» Extracted material
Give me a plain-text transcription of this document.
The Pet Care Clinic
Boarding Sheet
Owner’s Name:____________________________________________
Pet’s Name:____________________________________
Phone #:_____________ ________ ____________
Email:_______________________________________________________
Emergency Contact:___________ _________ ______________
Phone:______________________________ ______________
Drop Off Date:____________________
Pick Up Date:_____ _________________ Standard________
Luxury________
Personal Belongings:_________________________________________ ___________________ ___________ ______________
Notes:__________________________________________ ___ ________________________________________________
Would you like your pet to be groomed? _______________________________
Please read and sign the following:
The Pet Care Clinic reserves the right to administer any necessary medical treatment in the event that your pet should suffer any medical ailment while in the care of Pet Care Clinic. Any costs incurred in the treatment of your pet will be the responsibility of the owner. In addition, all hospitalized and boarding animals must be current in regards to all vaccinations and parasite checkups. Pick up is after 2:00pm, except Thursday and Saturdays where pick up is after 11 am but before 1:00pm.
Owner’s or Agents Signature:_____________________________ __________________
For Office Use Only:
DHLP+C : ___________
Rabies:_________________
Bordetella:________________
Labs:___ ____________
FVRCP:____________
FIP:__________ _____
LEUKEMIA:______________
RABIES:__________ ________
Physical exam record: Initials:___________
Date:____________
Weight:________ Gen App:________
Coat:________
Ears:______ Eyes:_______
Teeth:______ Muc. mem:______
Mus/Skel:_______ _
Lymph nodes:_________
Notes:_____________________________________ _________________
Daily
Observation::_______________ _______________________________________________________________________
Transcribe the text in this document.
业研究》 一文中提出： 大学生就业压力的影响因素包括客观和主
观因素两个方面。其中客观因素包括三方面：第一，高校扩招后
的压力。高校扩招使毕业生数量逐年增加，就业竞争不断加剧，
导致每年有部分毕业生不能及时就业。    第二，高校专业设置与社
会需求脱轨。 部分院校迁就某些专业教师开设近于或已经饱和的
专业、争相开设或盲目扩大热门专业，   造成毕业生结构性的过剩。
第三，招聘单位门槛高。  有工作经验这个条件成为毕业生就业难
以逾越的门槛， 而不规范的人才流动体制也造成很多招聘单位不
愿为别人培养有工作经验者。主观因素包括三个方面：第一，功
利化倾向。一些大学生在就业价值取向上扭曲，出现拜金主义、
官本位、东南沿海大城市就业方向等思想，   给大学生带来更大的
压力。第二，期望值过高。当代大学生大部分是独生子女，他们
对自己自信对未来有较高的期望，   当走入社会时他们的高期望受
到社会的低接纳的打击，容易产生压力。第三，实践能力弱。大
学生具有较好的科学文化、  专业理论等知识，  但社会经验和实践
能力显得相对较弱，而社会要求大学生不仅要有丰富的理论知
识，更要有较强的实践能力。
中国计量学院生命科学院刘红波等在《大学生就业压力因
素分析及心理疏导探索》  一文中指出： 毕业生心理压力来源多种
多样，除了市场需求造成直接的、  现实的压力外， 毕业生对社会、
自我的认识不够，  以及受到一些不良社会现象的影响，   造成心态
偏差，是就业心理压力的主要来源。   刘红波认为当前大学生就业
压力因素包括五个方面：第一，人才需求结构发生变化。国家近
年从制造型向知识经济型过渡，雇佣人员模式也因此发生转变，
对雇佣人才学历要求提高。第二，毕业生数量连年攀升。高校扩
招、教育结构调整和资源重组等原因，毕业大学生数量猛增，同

» Goal
From the line containing "Transcribe the text in this document." to the last line of the material, please quote every line exactly and only those.

» Correct response
Transcribe the text in this document.
业研究》 一文中提出： 大学生就业压力的影响因素包括客观和主
观因素两个方面。其中客观因素包括三方面：第一，高校扩招后
的压力。高校扩招使毕业生数量逐年增加，就业竞争不断加剧，
导致每年有部分毕业生不能及时就业。    第二，高校专业设置与社
会需求脱轨。 部分院校迁就某些专业教师开设近于或已经饱和的
专业、争相开设或盲目扩大热门专业，   造成毕业生结构性的过剩。
第三，招聘单位门槛高。  有工作经验这个条件成为毕业生就业难
以逾越的门槛， 而不规范的人才流动体制也造成很多招聘单位不
愿为别人培养有工作经验者。主观因素包括三个方面：第一，功
利化倾向。一些大学生在就业价值取向上扭曲，出现拜金主义、
官本位、东南沿海大城市就业方向等思想，   给大学生带来更大的
压力。第二，期望值过高。当代大学生大部分是独生子女，他们
对自己自信对未来有较高的期望，   当走入社会时他们的高期望受
到社会的低接纳的打击，容易产生压力。第三，实践能力弱。大
学生具有较好的科学文化、  专业理论等知识，  但社会经验和实践
能力显得相对较弱，而社会要求大学生不仅要有丰富的理论知
识，更要有较强的实践能力。
中国计量学院生命科学院刘红波等在《大学生就业压力因
素分析及心理疏导探索》  一文中指出： 毕业生心理压力来源多种
多样，除了市场需求造成直接的、  现实的压力外， 毕业生对社会、
自我的认识不够，  以及受到一些不良社会现象的影响，   造成心态
偏差，是就业心理压力的主要来源。   刘红波认为当前大学生就业
压力因素包括五个方面：第一，人才需求结构发生变化。国家近
年从制造型向知识经济型过渡，雇佣人员模式也因此发生转变，
对雇佣人才学历要求提高。第二，毕业生数量连年攀升。高校扩
招、教育结构调整和资源重组等原因，毕业大学生数量猛增，同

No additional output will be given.